The task:
List all lines of the data containing the word "title".

— Start of Supplied data —

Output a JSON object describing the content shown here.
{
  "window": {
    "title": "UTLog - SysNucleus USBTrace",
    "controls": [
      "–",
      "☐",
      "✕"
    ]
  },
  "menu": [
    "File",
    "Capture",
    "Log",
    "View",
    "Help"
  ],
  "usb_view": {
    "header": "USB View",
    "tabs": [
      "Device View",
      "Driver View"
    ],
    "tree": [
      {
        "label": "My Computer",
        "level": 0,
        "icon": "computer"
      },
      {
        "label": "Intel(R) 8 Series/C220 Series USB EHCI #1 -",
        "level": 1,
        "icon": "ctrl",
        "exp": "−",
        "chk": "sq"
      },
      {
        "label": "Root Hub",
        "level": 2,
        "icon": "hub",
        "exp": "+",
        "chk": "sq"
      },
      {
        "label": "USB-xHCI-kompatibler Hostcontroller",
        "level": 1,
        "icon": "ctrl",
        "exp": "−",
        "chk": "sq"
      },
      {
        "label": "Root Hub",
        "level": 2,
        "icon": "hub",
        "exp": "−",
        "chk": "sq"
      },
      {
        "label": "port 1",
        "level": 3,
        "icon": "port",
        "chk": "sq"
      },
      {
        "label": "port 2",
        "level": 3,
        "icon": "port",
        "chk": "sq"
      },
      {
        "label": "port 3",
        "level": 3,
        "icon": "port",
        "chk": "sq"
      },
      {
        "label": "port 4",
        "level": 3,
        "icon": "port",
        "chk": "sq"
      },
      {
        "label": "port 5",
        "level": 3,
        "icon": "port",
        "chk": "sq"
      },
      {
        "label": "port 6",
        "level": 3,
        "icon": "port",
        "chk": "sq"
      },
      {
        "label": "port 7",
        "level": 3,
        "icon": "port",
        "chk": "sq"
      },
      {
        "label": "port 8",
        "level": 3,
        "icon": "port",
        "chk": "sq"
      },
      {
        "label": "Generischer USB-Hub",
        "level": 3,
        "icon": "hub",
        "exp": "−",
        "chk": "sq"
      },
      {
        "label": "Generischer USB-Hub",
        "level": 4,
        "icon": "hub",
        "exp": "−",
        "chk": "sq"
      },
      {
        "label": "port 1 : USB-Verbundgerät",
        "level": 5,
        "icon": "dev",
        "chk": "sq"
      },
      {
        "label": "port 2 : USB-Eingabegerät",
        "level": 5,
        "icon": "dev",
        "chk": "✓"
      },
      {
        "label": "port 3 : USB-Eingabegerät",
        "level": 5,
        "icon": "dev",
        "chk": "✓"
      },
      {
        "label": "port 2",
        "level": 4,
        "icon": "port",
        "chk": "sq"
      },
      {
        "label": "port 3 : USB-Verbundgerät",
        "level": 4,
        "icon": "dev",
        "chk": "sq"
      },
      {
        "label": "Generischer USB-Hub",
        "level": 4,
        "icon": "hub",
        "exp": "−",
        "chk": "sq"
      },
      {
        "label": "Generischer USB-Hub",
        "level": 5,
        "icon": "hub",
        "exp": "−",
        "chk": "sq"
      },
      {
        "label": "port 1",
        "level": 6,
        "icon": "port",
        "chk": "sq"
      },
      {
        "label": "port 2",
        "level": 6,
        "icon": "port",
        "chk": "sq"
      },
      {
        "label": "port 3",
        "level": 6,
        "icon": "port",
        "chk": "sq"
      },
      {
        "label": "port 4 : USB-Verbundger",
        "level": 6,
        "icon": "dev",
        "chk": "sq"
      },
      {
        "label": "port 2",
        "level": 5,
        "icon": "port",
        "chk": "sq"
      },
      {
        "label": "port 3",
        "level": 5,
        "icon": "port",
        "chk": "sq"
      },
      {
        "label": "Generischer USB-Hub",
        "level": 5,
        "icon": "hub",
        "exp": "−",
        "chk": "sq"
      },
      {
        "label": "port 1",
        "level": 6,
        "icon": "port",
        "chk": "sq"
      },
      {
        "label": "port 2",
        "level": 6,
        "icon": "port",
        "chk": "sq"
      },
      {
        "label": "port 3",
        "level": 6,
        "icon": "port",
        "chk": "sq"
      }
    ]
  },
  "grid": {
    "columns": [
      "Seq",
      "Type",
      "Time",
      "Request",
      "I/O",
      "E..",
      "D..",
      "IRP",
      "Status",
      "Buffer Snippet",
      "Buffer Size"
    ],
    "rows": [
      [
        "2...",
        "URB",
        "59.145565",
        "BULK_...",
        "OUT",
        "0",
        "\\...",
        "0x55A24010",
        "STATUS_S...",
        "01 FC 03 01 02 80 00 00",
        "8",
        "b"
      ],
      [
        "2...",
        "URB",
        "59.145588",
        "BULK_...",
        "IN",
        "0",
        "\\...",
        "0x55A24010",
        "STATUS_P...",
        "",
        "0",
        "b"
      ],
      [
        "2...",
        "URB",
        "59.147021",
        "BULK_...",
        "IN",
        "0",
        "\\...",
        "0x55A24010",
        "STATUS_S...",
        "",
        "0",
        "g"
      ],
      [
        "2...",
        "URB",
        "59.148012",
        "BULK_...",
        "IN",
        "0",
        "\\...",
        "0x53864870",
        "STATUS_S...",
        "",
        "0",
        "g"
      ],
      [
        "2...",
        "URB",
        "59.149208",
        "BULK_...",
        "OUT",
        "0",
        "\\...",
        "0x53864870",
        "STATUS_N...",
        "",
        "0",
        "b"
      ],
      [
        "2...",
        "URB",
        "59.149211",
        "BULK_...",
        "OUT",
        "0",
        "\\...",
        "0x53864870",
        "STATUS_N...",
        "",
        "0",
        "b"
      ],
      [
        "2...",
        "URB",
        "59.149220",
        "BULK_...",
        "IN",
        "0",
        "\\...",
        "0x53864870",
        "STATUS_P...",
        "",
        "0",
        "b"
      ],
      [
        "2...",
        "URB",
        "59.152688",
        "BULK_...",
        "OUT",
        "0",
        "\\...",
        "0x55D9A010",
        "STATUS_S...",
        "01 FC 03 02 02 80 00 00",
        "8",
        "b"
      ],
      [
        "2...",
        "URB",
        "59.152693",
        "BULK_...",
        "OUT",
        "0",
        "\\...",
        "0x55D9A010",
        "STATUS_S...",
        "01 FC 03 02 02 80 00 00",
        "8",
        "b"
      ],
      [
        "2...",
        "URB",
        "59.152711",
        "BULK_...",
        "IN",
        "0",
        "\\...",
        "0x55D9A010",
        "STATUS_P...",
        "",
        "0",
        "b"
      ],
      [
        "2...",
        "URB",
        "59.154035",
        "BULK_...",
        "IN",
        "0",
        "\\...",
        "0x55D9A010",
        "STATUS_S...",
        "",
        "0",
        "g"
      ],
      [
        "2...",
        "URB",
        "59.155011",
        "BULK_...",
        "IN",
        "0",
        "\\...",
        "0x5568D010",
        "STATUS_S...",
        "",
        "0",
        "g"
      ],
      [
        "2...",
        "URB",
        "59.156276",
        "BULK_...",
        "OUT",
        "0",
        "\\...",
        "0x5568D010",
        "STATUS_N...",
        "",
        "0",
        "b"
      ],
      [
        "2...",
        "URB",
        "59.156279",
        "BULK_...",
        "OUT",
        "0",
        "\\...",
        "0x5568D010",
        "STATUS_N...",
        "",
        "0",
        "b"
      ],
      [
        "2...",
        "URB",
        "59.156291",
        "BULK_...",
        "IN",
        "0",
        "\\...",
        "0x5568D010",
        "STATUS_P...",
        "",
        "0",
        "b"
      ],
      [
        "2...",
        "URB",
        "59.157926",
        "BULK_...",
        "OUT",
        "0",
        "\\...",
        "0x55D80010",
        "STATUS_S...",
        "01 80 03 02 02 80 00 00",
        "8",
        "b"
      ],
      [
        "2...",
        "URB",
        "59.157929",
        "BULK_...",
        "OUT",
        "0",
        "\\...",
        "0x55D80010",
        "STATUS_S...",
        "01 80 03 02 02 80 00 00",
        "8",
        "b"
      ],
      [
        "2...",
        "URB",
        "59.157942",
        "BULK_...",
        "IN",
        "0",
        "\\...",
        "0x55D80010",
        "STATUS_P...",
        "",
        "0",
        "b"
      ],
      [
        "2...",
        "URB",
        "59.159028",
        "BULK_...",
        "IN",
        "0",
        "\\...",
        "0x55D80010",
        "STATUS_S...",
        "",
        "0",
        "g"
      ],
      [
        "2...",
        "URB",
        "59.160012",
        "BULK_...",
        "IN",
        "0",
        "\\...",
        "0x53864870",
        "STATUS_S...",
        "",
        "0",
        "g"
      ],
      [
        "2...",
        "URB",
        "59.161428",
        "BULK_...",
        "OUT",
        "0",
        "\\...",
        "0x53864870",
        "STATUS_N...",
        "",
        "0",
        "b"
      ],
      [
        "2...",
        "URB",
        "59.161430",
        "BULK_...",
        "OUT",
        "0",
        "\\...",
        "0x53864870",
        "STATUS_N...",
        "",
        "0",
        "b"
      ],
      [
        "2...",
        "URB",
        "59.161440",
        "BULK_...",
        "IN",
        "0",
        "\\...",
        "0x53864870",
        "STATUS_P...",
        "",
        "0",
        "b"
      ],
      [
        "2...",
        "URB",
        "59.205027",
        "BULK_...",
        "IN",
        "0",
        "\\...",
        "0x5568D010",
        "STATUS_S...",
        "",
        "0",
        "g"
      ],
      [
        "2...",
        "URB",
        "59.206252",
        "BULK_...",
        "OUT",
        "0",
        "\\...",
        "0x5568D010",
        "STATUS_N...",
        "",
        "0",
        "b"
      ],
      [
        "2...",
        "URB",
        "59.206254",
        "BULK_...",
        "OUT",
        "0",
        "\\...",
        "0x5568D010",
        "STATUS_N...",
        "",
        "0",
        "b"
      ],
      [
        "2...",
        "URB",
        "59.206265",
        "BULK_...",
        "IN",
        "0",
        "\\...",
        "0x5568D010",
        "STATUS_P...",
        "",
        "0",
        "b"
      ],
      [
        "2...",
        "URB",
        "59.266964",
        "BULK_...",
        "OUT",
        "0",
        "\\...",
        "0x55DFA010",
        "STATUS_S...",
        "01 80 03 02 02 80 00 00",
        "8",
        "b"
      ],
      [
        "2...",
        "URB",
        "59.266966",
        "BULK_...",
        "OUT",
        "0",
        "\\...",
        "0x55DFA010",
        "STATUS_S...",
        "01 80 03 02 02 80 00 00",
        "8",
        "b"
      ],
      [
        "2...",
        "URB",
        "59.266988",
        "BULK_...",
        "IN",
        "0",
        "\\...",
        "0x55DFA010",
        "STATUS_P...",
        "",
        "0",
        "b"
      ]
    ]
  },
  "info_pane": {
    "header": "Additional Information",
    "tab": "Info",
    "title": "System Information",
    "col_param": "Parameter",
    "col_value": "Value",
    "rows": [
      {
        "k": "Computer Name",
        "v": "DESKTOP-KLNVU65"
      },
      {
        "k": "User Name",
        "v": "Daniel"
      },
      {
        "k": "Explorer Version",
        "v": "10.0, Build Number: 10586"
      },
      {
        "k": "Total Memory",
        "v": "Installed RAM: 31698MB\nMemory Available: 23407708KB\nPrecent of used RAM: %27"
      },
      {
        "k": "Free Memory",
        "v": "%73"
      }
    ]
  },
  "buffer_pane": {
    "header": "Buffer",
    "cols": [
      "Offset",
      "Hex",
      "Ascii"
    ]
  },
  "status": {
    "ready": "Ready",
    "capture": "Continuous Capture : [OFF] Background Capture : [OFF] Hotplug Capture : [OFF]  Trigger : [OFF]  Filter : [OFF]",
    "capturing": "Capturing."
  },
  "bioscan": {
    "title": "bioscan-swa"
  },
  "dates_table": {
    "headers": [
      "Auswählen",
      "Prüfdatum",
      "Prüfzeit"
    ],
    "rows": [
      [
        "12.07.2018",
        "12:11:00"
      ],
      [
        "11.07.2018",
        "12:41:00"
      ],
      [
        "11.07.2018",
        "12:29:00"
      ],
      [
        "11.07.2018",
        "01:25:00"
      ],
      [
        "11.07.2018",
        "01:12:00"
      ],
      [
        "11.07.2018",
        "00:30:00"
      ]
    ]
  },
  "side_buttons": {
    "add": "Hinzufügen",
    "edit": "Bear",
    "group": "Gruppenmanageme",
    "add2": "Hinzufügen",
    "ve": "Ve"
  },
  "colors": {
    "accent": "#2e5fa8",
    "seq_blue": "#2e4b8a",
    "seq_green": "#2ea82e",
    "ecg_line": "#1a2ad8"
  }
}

— End of Supplied data —

Output below:
    "title": "UTLog - SysNucleus USBTrace",
    "title": "System Information",
    "title": "bioscan-swa"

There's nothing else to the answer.